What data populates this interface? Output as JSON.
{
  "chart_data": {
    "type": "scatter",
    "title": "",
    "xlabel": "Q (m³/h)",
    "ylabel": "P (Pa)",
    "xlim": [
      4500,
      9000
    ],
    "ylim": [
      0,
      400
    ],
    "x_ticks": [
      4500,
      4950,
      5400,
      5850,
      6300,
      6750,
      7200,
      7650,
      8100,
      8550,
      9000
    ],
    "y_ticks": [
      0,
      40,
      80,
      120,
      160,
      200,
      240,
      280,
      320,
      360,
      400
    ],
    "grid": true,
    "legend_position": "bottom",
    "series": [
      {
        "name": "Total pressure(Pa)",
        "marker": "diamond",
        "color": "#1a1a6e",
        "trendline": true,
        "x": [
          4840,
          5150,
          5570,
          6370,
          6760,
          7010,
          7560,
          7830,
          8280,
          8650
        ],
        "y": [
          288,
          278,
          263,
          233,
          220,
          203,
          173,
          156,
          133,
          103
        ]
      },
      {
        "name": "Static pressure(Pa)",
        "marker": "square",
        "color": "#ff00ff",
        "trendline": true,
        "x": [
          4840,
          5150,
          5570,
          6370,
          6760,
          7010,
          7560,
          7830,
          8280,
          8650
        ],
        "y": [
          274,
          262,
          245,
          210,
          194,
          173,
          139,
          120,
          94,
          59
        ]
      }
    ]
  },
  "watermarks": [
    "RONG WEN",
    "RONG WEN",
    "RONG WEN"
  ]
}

════════

Your instructions -> Write out all the data again, exactly as it appears.

Task answer ->
What data populates this interface? Output as JSON.
{
  "chart_data": {
    "type": "scatter",
    "title": "",
    "xlabel": "Q (m³/h)",
    "ylabel": "P (Pa)",
    "xlim": [
      4500,
      9000
    ],
    "ylim": [
      0,
      400
    ],
    "x_ticks": [
      4500,
      4950,
      5400,
      5850,
      6300,
      6750,
      7200,
      7650,
      8100,
      8550,
      9000
    ],
    "y_ticks": [
      0,
      40,
      80,
      120,
      160,
      200,
      240,
      280,
      320,
      360,
      400
    ],
    "grid": true,
    "legend_position": "bottom",
    "series": [
      {
        "name": "Total pressure(Pa)",
        "marker": "diamond",
        "color": "#1a1a6e",
        "trendline": true,
        "x": [
          4840,
          5150,
          5570,
          6370,
          6760,
          7010,
          7560,
          7830,
          8280,
          8650
        ],
        "y": [
          288,
          278,
          263,
          233,
          220,
          203,
          173,
          156,
          133,
          103
        ]
      },
      {
        "name": "Static pressure(Pa)",
        "marker": "square",
        "color": "#ff00ff",
        "trendline": true,
        "x": [
          4840,
          5150,
          5570,
          6370,
          6760,
          7010,
          7560,
          7830,
          8280,
          8650
        ],
        "y": [
          274,
          262,
          245,
          210,
          194,
          173,
          139,
          120,
          94,
          59
        ]
      }
    ]
  },
  "watermarks": [
    "RONG WEN",
    "RONG WEN",
    "RONG WEN"
  ]
}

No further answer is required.